WRITTEN TASK: Wherever the string "Ленинградская" appears, copy the whole line.

[Dataset items]
▶

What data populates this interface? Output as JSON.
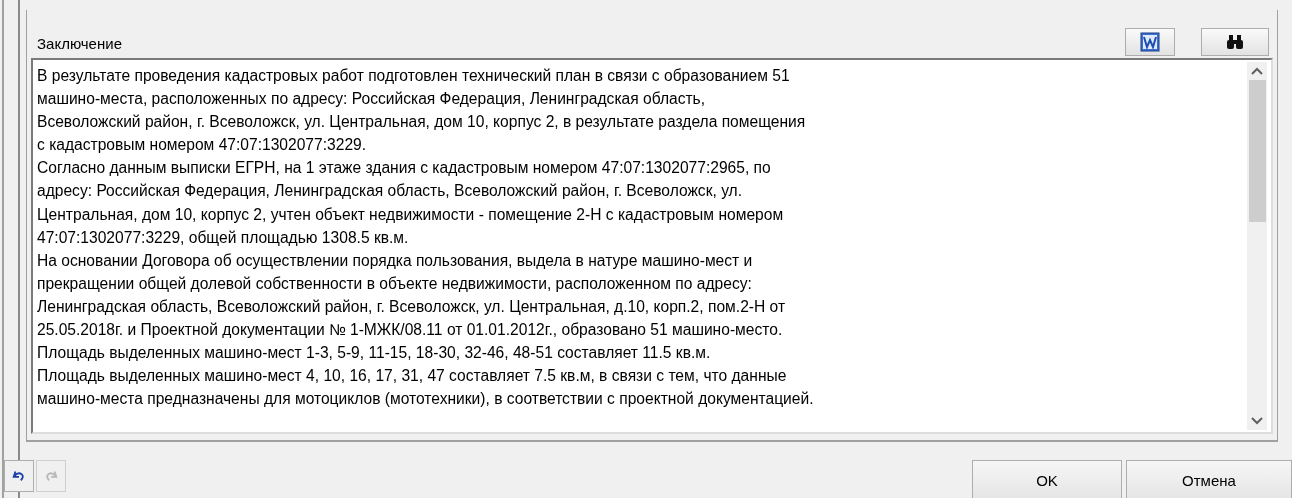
{
  "conclusion": {
    "label": "Заключение",
    "lines": [
      "В результате проведения кадастровых работ подготовлен технический план в связи с образованием 51",
      "машино-места, расположенных по адресу: Российская Федерация, Ленинградская область,",
      "Всеволожский район, г. Всеволожск, ул. Центральная, дом 10, корпус 2, в результате раздела помещения",
      "с кадастровым номером 47:07:1302077:3229.",
      "Согласно данным выписки ЕГРН, на 1 этаже здания с кадастровым номером 47:07:1302077:2965, по",
      "адресу: Российская Федерация, Ленинградская область, Всеволожский район, г. Всеволожск, ул.",
      "Центральная, дом 10, корпус 2, учтен объект недвижимости - помещение 2-Н с кадастровым номером",
      "47:07:1302077:3229, общей площадью 1308.5 кв.м.",
      "На основании Договора об осуществлении порядка пользования, выдела в натуре машино-мест и",
      "прекращении общей долевой собственности в объекте недвижимости, расположенном по адресу:",
      "Ленинградская область, Всеволожский район, г. Всеволожск, ул. Центральная, д.10, корп.2, пом.2-Н от",
      "25.05.2018г. и Проектной документации № 1-МЖК/08.11 от 01.01.2012г., образовано 51 машино-место.",
      "Площадь выделенных машино-мест 1-3, 5-9, 11-15, 18-30, 32-46, 48-51 составляет 11.5 кв.м.",
      "Площадь выделенных машино-мест 4, 10, 16, 17, 31, 47 составляет 7.5 кв.м, в связи с тем, что данные",
      "машино-места предназначены для мотоциклов (мототехники), в соответствии с проектной документацией."
    ]
  },
  "history_buttons": [
    {
      "kind": "undo",
      "disabled": false
    },
    {
      "kind": "redo",
      "disabled": true
    }
  ],
  "buttons": [
    "OK",
    "Отмена"
  ]
}
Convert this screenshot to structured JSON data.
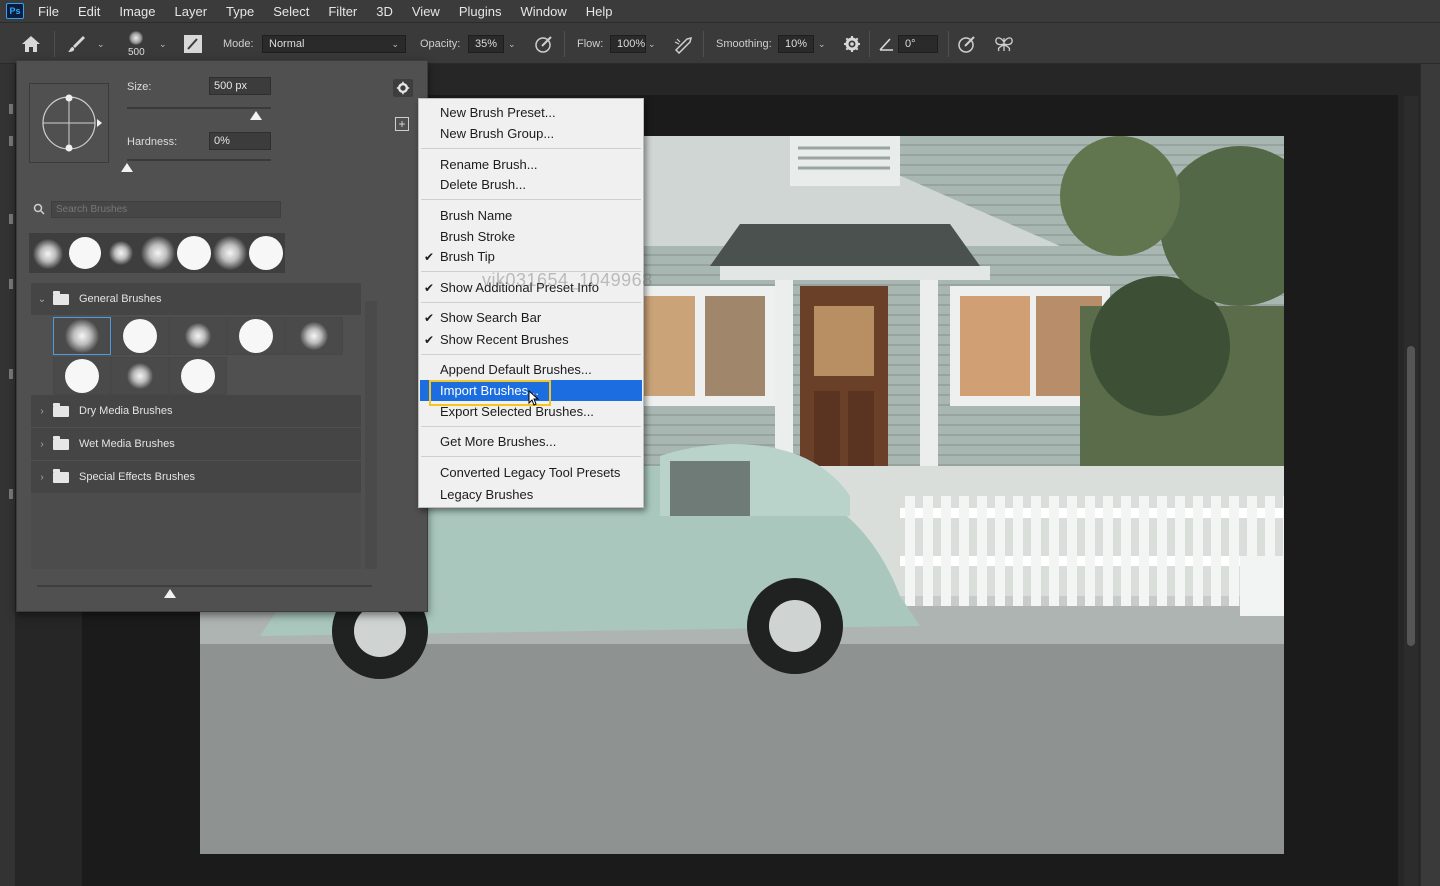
{
  "app": {
    "logo": "Ps"
  },
  "menubar": {
    "items": [
      "File",
      "Edit",
      "Image",
      "Layer",
      "Type",
      "Select",
      "Filter",
      "3D",
      "View",
      "Plugins",
      "Window",
      "Help"
    ]
  },
  "options": {
    "brush_size_label": "500",
    "mode_label": "Mode:",
    "mode_value": "Normal",
    "opacity_label": "Opacity:",
    "opacity_value": "35%",
    "flow_label": "Flow:",
    "flow_value": "100%",
    "smoothing_label": "Smoothing:",
    "smoothing_value": "10%",
    "angle_value": "0°"
  },
  "brush_panel": {
    "size_label": "Size:",
    "size_value": "500 px",
    "hardness_label": "Hardness:",
    "hardness_value": "0%",
    "search_placeholder": "Search Brushes",
    "groups": [
      {
        "name": "General Brushes",
        "expanded": true
      },
      {
        "name": "Dry Media Brushes",
        "expanded": false
      },
      {
        "name": "Wet Media Brushes",
        "expanded": false
      },
      {
        "name": "Special Effects Brushes",
        "expanded": false
      }
    ]
  },
  "context_menu": {
    "sections": [
      [
        {
          "label": "New Brush Preset...",
          "checked": false
        },
        {
          "label": "New Brush Group...",
          "checked": false
        }
      ],
      [
        {
          "label": "Rename Brush...",
          "checked": false
        },
        {
          "label": "Delete Brush...",
          "checked": false
        }
      ],
      [
        {
          "label": "Brush Name",
          "checked": false
        },
        {
          "label": "Brush Stroke",
          "checked": false
        },
        {
          "label": "Brush Tip",
          "checked": true
        }
      ],
      [
        {
          "label": "Show Additional Preset Info",
          "checked": true
        }
      ],
      [
        {
          "label": "Show Search Bar",
          "checked": true
        },
        {
          "label": "Show Recent Brushes",
          "checked": true
        }
      ],
      [
        {
          "label": "Append Default Brushes...",
          "checked": false
        },
        {
          "label": "Import Brushes...",
          "checked": false,
          "highlighted": true
        },
        {
          "label": "Export Selected Brushes...",
          "checked": false
        }
      ],
      [
        {
          "label": "Get More Brushes...",
          "checked": false
        }
      ],
      [
        {
          "label": "Converted Legacy Tool Presets",
          "checked": false
        },
        {
          "label": "Legacy Brushes",
          "checked": false
        }
      ]
    ],
    "check_glyph": "✔"
  },
  "watermark": "vik031654_1049968",
  "colors": {
    "highlight": "#1c6de0",
    "focus_box": "#f3c623"
  }
}
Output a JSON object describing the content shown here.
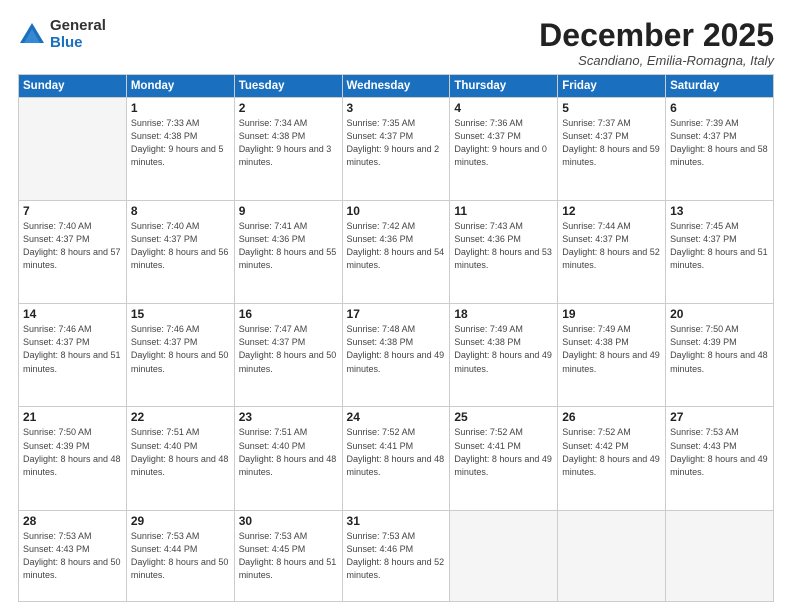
{
  "logo": {
    "general": "General",
    "blue": "Blue"
  },
  "title": "December 2025",
  "location": "Scandiano, Emilia-Romagna, Italy",
  "days_header": [
    "Sunday",
    "Monday",
    "Tuesday",
    "Wednesday",
    "Thursday",
    "Friday",
    "Saturday"
  ],
  "weeks": [
    [
      {
        "num": "",
        "empty": true
      },
      {
        "num": "1",
        "sunrise": "7:33 AM",
        "sunset": "4:38 PM",
        "daylight": "9 hours and 5 minutes."
      },
      {
        "num": "2",
        "sunrise": "7:34 AM",
        "sunset": "4:38 PM",
        "daylight": "9 hours and 3 minutes."
      },
      {
        "num": "3",
        "sunrise": "7:35 AM",
        "sunset": "4:37 PM",
        "daylight": "9 hours and 2 minutes."
      },
      {
        "num": "4",
        "sunrise": "7:36 AM",
        "sunset": "4:37 PM",
        "daylight": "9 hours and 0 minutes."
      },
      {
        "num": "5",
        "sunrise": "7:37 AM",
        "sunset": "4:37 PM",
        "daylight": "8 hours and 59 minutes."
      },
      {
        "num": "6",
        "sunrise": "7:39 AM",
        "sunset": "4:37 PM",
        "daylight": "8 hours and 58 minutes."
      }
    ],
    [
      {
        "num": "7",
        "sunrise": "7:40 AM",
        "sunset": "4:37 PM",
        "daylight": "8 hours and 57 minutes."
      },
      {
        "num": "8",
        "sunrise": "7:40 AM",
        "sunset": "4:37 PM",
        "daylight": "8 hours and 56 minutes."
      },
      {
        "num": "9",
        "sunrise": "7:41 AM",
        "sunset": "4:36 PM",
        "daylight": "8 hours and 55 minutes."
      },
      {
        "num": "10",
        "sunrise": "7:42 AM",
        "sunset": "4:36 PM",
        "daylight": "8 hours and 54 minutes."
      },
      {
        "num": "11",
        "sunrise": "7:43 AM",
        "sunset": "4:36 PM",
        "daylight": "8 hours and 53 minutes."
      },
      {
        "num": "12",
        "sunrise": "7:44 AM",
        "sunset": "4:37 PM",
        "daylight": "8 hours and 52 minutes."
      },
      {
        "num": "13",
        "sunrise": "7:45 AM",
        "sunset": "4:37 PM",
        "daylight": "8 hours and 51 minutes."
      }
    ],
    [
      {
        "num": "14",
        "sunrise": "7:46 AM",
        "sunset": "4:37 PM",
        "daylight": "8 hours and 51 minutes."
      },
      {
        "num": "15",
        "sunrise": "7:46 AM",
        "sunset": "4:37 PM",
        "daylight": "8 hours and 50 minutes."
      },
      {
        "num": "16",
        "sunrise": "7:47 AM",
        "sunset": "4:37 PM",
        "daylight": "8 hours and 50 minutes."
      },
      {
        "num": "17",
        "sunrise": "7:48 AM",
        "sunset": "4:38 PM",
        "daylight": "8 hours and 49 minutes."
      },
      {
        "num": "18",
        "sunrise": "7:49 AM",
        "sunset": "4:38 PM",
        "daylight": "8 hours and 49 minutes."
      },
      {
        "num": "19",
        "sunrise": "7:49 AM",
        "sunset": "4:38 PM",
        "daylight": "8 hours and 49 minutes."
      },
      {
        "num": "20",
        "sunrise": "7:50 AM",
        "sunset": "4:39 PM",
        "daylight": "8 hours and 48 minutes."
      }
    ],
    [
      {
        "num": "21",
        "sunrise": "7:50 AM",
        "sunset": "4:39 PM",
        "daylight": "8 hours and 48 minutes."
      },
      {
        "num": "22",
        "sunrise": "7:51 AM",
        "sunset": "4:40 PM",
        "daylight": "8 hours and 48 minutes."
      },
      {
        "num": "23",
        "sunrise": "7:51 AM",
        "sunset": "4:40 PM",
        "daylight": "8 hours and 48 minutes."
      },
      {
        "num": "24",
        "sunrise": "7:52 AM",
        "sunset": "4:41 PM",
        "daylight": "8 hours and 48 minutes."
      },
      {
        "num": "25",
        "sunrise": "7:52 AM",
        "sunset": "4:41 PM",
        "daylight": "8 hours and 49 minutes."
      },
      {
        "num": "26",
        "sunrise": "7:52 AM",
        "sunset": "4:42 PM",
        "daylight": "8 hours and 49 minutes."
      },
      {
        "num": "27",
        "sunrise": "7:53 AM",
        "sunset": "4:43 PM",
        "daylight": "8 hours and 49 minutes."
      }
    ],
    [
      {
        "num": "28",
        "sunrise": "7:53 AM",
        "sunset": "4:43 PM",
        "daylight": "8 hours and 50 minutes."
      },
      {
        "num": "29",
        "sunrise": "7:53 AM",
        "sunset": "4:44 PM",
        "daylight": "8 hours and 50 minutes."
      },
      {
        "num": "30",
        "sunrise": "7:53 AM",
        "sunset": "4:45 PM",
        "daylight": "8 hours and 51 minutes."
      },
      {
        "num": "31",
        "sunrise": "7:53 AM",
        "sunset": "4:46 PM",
        "daylight": "8 hours and 52 minutes."
      },
      {
        "num": "",
        "empty": true
      },
      {
        "num": "",
        "empty": true
      },
      {
        "num": "",
        "empty": true
      }
    ]
  ]
}
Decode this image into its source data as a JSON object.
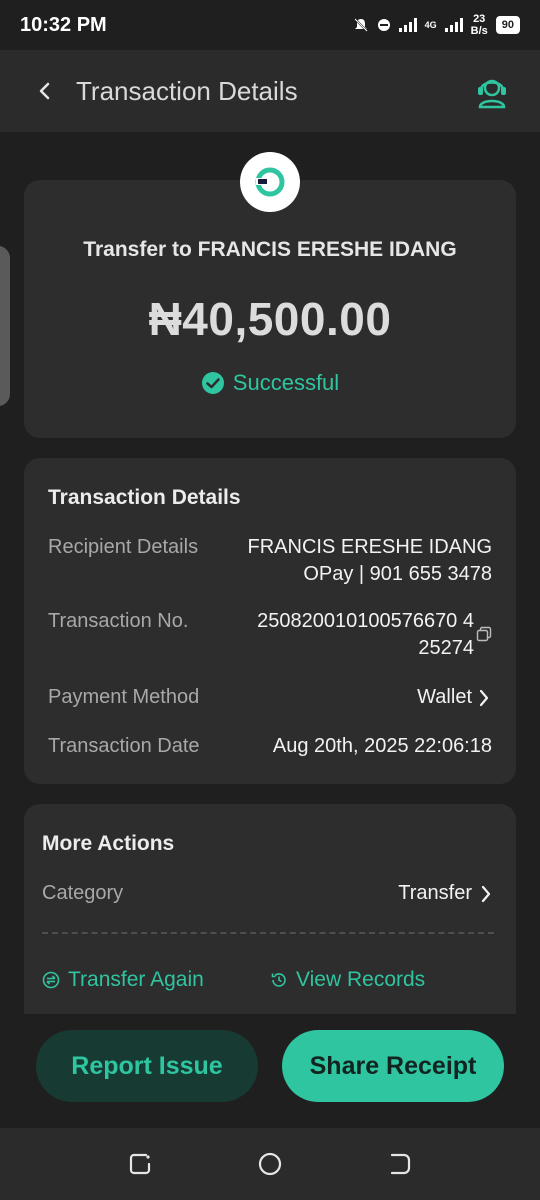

◀

THE RESPONSE:
      "машино-места, расположенных по адресу: Российская Федерация, Ленинградская область,",
      "адресу: Российская Федерация, Ленинградская область, Всеволожский район, г. Всеволожск, ул.",
      "Ленинградская область, Всеволожский район, г. Всеволожск, ул. Центральная, д.10, корп.2, пом.2-Н от",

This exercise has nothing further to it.